/MedImaging

Primary LanguagePythonMIT LicenseMIT

Multitasked Adaptively Fine-tuned CNNs For X-Ray Disease Detection

About 12 million misdiagnosis occur every year in USA alone leading to 40,000-80,000 aviodable deaths. Moreover, the high costs of more comprehensive medical diagnostic tests like Chest CT Imaging makes healthcare less afforadable to all. With these motivation, our problem statement, aims to leverage the more feasible X-Ray tests to perform the diagnostics. However, diagnostics from X-Ray tests can be more difficult than their CT Imaging counterparts, making it difficult for humans to diagnose with good accuracy. The recent advancements in Deep Learning have shown tremendous successes on various Visual, Audio and Text Processing task even outperforming experts.

Our best model consists of an adapatively trained Efficient-CNN architecture achieving the top performance on the leaderboard for this task with 83.95 Accuracy on the test set and 91.82 Accuracy on the dev-set across averaged across all 14 diseases. In our approach we consider the EfficientNet architecture as the backbone initialized with already pretrained weights on the large-scale dataset ImageNet an Medical images. We reinitialize the classification layer to a 2-layered MLP and first fine-tune it on the provided dataset consisting of Cardiomegaly vs No Finding followed by changing the classification head for multi-task and training across the extended dataset with all the 14 diseases. We observe that though the performance on Cardiomegaly slightly decrease after second fine-tuning from 83.95 Test-Set Accuracy to 81.96 , the first fine-tuning step improves the average performance considerably across all the 14 diseases from 87.61 Accuracy to 91.82 Accuracy on the dev set.

We performed numerous experiments to ablate the proposed model. Our experiments with other models like VGG, ResNet, Vision-Transformers show that EfficientNet outperform these, while being computationaly feasible than more heavier networks DarkNet, ViT-Large. We also find that keeping the initial layers of the pretrained model frozen, leads to a considerable performance degradation. We believe this is because the X-Ray images represents a considerable domain shift from the Natural Images in the ImageNet dataset. This is also reflected in poorer performance of inductive-biases free (Vision) Transformers, which are believed to be a lot data-hungry.

Problem requirements:
Continue the write-up on fine-tuned CNNs for X-ray disease detection from where it stops.

Provided records:
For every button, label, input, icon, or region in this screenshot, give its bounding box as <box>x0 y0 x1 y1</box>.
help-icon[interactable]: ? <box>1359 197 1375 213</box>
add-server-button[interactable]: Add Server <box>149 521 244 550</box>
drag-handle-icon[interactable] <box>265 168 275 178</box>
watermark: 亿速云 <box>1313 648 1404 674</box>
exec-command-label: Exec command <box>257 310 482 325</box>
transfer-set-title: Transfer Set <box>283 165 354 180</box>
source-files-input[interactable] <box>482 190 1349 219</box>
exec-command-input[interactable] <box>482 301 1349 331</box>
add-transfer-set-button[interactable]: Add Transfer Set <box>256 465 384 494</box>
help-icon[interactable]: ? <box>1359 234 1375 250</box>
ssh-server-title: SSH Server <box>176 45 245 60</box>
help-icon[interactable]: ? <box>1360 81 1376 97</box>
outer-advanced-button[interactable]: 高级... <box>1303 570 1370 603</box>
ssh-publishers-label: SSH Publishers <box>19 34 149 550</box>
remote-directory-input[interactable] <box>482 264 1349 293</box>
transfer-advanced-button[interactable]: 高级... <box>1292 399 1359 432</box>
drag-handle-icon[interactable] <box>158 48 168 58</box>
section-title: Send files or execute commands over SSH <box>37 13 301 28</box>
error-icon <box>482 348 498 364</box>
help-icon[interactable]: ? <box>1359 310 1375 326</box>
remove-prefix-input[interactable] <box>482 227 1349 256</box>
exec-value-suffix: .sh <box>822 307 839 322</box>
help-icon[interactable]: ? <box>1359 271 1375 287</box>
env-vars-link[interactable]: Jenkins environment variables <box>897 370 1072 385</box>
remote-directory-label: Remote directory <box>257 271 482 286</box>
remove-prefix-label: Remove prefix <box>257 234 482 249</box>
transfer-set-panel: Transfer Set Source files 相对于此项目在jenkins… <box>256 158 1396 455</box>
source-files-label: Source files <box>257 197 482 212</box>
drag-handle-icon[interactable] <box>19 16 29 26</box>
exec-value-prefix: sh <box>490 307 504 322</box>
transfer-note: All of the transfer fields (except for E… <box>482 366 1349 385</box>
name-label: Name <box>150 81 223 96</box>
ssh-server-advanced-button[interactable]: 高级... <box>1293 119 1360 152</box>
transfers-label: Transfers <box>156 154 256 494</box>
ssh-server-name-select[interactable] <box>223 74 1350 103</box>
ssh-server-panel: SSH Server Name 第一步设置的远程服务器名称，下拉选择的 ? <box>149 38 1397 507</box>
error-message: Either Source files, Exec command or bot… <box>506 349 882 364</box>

Result:
Finally we study the feasibility and deployability of our proposed model opening room for a lot of future work of our prototype. First we create a simple user-friendly app for our best-performing model which runs diagnosis on X-ray images in about 1 second without GPU on a MacBook Air with an i3 processor requiring about 200 MB of RAM. Our future work to to leverage the recent advancements in Deep Learning techniques of Network Compression, Pruning, Quantization and Knowledge Distillation for compression and improving the performance of these models.

Dependencies and Using the Code

  • Python
  • Timm
  • Pytorch
  • TorchVision
  • Streamlit
  • Scikit-learn
  • Scipy
  • Numpy
  • Pillow
  • Tqdm
  1. Download the dependencies
  2. Clone the repository
  3. Place the datasets in dataset_full and dataset_cardiomegaly folders respectively.
  4. For each experiment directory, add a symbolic link to both the datasets from within the folder.
  5. If needed download the pretrained weights and keep them in <folder_name>/pretrained_models folder.
  6. To run our app download the pretrained models from here (all 14). We also provide the weights for our only cardiomegaly model here. The models should be kept in the savefolder folder. Their performances are close to 91 Accuracy Dev and 82 Accuracy Test on all-14 and cardiomegaly respectively.
  7. Execute streamlit run app.py to run our app from within the app folder.
  8. You may re-run these same experiments from within the Notebook, multi-task, single-task or transformer folder. If you want to experiment with models other than the used pre-trained EfficientNet, then change the ModelName accordingly in their respective trainer files.

Misc

  • License - MIT
  • Disclaimer: This app is a prototype and should NOT be used for real world diagnostics.